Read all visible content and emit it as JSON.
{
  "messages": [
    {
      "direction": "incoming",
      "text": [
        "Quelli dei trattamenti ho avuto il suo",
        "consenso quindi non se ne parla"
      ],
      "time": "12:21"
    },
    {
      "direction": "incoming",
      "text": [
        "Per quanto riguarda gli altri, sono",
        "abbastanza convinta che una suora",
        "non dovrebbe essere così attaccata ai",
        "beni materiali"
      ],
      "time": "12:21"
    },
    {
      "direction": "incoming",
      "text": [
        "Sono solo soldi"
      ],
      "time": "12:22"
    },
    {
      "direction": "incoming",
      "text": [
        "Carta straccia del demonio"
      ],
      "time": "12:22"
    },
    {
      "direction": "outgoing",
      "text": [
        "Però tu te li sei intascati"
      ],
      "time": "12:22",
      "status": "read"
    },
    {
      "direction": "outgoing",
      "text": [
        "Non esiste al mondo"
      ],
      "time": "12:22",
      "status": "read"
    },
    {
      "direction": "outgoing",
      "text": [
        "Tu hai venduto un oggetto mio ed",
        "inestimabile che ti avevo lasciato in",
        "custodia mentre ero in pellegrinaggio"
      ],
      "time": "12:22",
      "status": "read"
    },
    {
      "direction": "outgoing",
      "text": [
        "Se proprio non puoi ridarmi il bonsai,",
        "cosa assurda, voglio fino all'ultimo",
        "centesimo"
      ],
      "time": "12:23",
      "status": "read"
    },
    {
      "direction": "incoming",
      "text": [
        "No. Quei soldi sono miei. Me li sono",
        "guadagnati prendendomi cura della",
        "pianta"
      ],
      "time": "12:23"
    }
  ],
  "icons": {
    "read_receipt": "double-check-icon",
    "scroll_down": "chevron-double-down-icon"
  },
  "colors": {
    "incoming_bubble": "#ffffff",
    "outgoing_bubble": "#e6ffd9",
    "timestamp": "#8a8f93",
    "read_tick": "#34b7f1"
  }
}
**********
Task to complete: All of the entries above must be quoted exactly.

The result:
Read all visible content and emit it as JSON.
{
  "messages": [
    {
      "direction": "incoming",
      "text": [
        "Quelli dei trattamenti ho avuto il suo",
        "consenso quindi non se ne parla"
      ],
      "time": "12:21"
    },
    {
      "direction": "incoming",
      "text": [
        "Per quanto riguarda gli altri, sono",
        "abbastanza convinta che una suora",
        "non dovrebbe essere così attaccata ai",
        "beni materiali"
      ],
      "time": "12:21"
    },
    {
      "direction": "incoming",
      "text": [
        "Sono solo soldi"
      ],
      "time": "12:22"
    },
    {
      "direction": "incoming",
      "text": [
        "Carta straccia del demonio"
      ],
      "time": "12:22"
    },
    {
      "direction": "outgoing",
      "text": [
        "Però tu te li sei intascati"
      ],
      "time": "12:22",
      "status": "read"
    },
    {
      "direction": "outgoing",
      "text": [
        "Non esiste al mondo"
      ],
      "time": "12:22",
      "status": "read"
    },
    {
      "direction": "outgoing",
      "text": [
        "Tu hai venduto un oggetto mio ed",
        "inestimabile che ti avevo lasciato in",
        "custodia mentre ero in pellegrinaggio"
      ],
      "time": "12:22",
      "status": "read"
    },
    {
      "direction": "outgoing",
      "text": [
        "Se proprio non puoi ridarmi il bonsai,",
        "cosa assurda, voglio fino all'ultimo",
        "centesimo"
      ],
      "time": "12:23",
      "status": "read"
    },
    {
      "direction": "incoming",
      "text": [
        "No. Quei soldi sono miei. Me li sono",
        "guadagnati prendendomi cura della",
        "pianta"
      ],
      "time": "12:23"
    }
  ],
  "icons": {
    "read_receipt": "double-check-icon",
    "scroll_down": "chevron-double-down-icon"
  },
  "colors": {
    "incoming_bubble": "#ffffff",
    "outgoing_bubble": "#e6ffd9",
    "timestamp": "#8a8f93",
    "read_tick": "#34b7f1"
  }
}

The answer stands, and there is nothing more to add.